_Exercise goal:_
Output all of the records exactly as written.

-- BEGIN Available records --

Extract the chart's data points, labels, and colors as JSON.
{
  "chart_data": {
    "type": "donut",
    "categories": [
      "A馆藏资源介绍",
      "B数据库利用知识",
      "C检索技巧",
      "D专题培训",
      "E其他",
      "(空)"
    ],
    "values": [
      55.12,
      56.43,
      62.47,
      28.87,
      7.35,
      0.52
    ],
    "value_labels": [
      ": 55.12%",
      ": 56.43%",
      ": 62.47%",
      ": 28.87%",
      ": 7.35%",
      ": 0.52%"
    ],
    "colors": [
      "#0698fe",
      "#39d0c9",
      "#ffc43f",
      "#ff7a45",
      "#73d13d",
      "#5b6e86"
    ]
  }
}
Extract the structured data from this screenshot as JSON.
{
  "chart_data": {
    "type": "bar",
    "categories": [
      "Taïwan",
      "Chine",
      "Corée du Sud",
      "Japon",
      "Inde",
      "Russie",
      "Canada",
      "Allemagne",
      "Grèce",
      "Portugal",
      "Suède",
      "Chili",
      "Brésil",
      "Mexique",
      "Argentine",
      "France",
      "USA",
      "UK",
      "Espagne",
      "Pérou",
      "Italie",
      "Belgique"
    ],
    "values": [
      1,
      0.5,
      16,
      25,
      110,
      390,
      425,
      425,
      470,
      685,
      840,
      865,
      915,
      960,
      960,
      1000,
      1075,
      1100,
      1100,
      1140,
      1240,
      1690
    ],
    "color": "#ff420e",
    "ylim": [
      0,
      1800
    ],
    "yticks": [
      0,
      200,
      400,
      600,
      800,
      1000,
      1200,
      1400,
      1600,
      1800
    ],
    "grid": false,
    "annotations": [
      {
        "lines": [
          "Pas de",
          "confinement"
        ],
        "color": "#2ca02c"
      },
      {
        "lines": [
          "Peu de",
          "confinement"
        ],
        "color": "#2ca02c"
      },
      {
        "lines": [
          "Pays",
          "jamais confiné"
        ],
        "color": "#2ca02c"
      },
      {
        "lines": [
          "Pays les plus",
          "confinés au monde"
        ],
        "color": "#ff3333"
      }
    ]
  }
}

-- END Available records --

_Worked solution:_
Extract the chart's data points, labels, and colors as JSON.
{
  "chart_data": {
    "type": "donut",
    "categories": [
      "A馆藏资源介绍",
      "B数据库利用知识",
      "C检索技巧",
      "D专题培训",
      "E其他",
      "(空)"
    ],
    "values": [
      55.12,
      56.43,
      62.47,
      28.87,
      7.35,
      0.52
    ],
    "value_labels": [
      ": 55.12%",
      ": 56.43%",
      ": 62.47%",
      ": 28.87%",
      ": 7.35%",
      ": 0.52%"
    ],
    "colors": [
      "#0698fe",
      "#39d0c9",
      "#ffc43f",
      "#ff7a45",
      "#73d13d",
      "#5b6e86"
    ]
  }
}
Extract the structured data from this screenshot as JSON.
{
  "chart_data": {
    "type": "bar",
    "categories": [
      "Taïwan",
      "Chine",
      "Corée du Sud",
      "Japon",
      "Inde",
      "Russie",
      "Canada",
      "Allemagne",
      "Grèce",
      "Portugal",
      "Suède",
      "Chili",
      "Brésil",
      "Mexique",
      "Argentine",
      "France",
      "USA",
      "UK",
      "Espagne",
      "Pérou",
      "Italie",
      "Belgique"
    ],
    "values": [
      1,
      0.5,
      16,
      25,
      110,
      390,
      425,
      425,
      470,
      685,
      840,
      865,
      915,
      960,
      960,
      1000,
      1075,
      1100,
      1100,
      1140,
      1240,
      1690
    ],
    "color": "#ff420e",
    "ylim": [
      0,
      1800
    ],
    "yticks": [
      0,
      200,
      400,
      600,
      800,
      1000,
      1200,
      1400,
      1600,
      1800
    ],
    "grid": false,
    "annotations": [
      {
        "lines": [
          "Pas de",
          "confinement"
        ],
        "color": "#2ca02c"
      },
      {
        "lines": [
          "Peu de",
          "confinement"
        ],
        "color": "#2ca02c"
      },
      {
        "lines": [
          "Pays",
          "jamais confiné"
        ],
        "color": "#2ca02c"
      },
      {
        "lines": [
          "Pays les plus",
          "confinés au monde"
        ],
        "color": "#ff3333"
      }
    ]
  }
}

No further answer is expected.